» **Exercise instructions**
Recast the lines from the start of the records through the line containing "table-row[interactable]: Phụ cấp kiêm nhiệm xã" as a numbered list, leaving out any blank lines.

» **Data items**
* BEGIN *

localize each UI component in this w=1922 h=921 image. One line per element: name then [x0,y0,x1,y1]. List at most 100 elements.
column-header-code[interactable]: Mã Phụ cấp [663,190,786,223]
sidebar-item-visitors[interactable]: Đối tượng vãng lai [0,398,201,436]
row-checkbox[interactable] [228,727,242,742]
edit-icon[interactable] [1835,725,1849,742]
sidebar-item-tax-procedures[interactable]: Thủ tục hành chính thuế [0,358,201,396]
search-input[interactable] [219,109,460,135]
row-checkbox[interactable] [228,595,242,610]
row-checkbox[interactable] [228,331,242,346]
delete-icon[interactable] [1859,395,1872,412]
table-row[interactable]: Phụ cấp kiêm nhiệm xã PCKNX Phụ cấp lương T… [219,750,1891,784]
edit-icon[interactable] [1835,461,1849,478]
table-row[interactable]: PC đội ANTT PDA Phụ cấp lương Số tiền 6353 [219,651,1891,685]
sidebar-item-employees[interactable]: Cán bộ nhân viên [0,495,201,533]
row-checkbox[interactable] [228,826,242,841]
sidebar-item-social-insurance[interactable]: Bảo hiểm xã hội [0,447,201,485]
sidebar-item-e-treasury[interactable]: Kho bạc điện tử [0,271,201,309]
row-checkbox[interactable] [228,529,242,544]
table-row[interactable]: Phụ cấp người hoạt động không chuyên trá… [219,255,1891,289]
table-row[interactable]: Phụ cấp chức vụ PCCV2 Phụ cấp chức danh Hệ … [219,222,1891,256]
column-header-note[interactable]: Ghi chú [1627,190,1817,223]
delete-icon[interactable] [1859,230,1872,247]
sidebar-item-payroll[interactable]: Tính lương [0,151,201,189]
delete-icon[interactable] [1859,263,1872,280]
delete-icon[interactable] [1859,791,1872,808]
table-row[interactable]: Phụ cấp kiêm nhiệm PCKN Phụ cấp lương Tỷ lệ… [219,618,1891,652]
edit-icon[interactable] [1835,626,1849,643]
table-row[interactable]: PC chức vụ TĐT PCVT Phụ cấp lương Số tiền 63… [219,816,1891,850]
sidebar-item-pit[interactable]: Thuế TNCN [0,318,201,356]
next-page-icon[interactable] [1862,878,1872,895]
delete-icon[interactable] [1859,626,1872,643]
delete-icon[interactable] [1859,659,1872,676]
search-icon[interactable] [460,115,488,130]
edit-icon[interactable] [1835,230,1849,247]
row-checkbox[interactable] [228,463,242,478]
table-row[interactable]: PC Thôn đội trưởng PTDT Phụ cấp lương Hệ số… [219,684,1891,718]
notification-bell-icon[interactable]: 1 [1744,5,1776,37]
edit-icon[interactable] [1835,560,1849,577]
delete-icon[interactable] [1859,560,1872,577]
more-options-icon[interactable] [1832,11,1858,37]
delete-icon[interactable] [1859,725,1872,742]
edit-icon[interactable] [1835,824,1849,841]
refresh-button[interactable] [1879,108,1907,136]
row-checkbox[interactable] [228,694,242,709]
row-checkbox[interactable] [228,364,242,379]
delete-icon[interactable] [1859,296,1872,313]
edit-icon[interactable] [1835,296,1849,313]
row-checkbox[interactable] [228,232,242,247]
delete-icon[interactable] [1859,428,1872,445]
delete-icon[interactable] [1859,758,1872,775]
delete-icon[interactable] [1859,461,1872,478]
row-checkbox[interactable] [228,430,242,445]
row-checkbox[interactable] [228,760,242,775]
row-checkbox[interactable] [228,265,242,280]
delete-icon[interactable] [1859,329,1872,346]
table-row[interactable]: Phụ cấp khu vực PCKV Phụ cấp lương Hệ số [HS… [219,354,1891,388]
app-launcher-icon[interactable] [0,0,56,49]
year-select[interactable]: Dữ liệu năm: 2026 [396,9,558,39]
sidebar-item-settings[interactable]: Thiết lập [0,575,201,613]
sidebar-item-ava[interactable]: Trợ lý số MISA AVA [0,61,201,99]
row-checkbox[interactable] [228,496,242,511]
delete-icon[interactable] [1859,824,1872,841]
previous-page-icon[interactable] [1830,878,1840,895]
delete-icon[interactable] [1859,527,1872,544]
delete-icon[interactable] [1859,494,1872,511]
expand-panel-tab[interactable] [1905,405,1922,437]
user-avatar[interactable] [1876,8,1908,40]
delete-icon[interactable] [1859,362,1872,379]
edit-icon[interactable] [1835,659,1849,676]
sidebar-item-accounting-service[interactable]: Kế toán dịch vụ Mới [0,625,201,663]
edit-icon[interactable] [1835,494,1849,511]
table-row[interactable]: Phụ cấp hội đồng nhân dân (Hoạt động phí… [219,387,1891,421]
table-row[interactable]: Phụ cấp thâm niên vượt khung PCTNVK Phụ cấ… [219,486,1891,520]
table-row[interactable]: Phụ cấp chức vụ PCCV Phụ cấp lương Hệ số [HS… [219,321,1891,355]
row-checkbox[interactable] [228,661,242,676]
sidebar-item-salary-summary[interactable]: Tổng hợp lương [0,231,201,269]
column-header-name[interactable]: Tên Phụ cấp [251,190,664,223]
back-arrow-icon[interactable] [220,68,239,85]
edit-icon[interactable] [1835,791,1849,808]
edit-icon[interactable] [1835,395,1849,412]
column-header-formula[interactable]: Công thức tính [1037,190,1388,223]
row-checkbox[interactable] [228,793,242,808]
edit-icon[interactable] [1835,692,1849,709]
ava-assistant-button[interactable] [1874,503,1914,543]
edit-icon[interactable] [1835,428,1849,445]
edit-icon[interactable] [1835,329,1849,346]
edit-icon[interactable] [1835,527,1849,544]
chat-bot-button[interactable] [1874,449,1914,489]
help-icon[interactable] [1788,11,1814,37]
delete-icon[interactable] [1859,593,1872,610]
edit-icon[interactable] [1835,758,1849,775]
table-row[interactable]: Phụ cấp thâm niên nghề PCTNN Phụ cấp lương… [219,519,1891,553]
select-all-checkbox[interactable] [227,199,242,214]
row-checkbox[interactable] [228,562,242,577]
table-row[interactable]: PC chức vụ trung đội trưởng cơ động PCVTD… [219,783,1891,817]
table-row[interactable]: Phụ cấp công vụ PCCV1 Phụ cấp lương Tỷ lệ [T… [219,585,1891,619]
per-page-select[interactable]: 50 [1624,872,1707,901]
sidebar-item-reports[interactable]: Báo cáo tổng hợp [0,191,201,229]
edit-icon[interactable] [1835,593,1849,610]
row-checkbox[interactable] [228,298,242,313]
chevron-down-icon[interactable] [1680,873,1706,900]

* END *

» **Expected output**
1. localize each UI component in this w=1922 h=921 image. One line per element: name then [x0,y0,x1,y1]. List at most 100 elements.
2. column-header-code[interactable]: Mã Phụ cấp [663,190,786,223]
3. sidebar-item-visitors[interactable]: Đối tượng vãng lai [0,398,201,436]
4. row-checkbox[interactable] [228,727,242,742]
5. edit-icon[interactable] [1835,725,1849,742]
6. sidebar-item-tax-procedures[interactable]: Thủ tục hành chính thuế [0,358,201,396]
7. search-input[interactable] [219,109,460,135]
8. row-checkbox[interactable] [228,595,242,610]
9. row-checkbox[interactable] [228,331,242,346]
10. delete-icon[interactable] [1859,395,1872,412]
11. table-row[interactable]: Phụ cấp kiêm nhiệm xã PCKNX Phụ cấp lương T… [219,750,1891,784]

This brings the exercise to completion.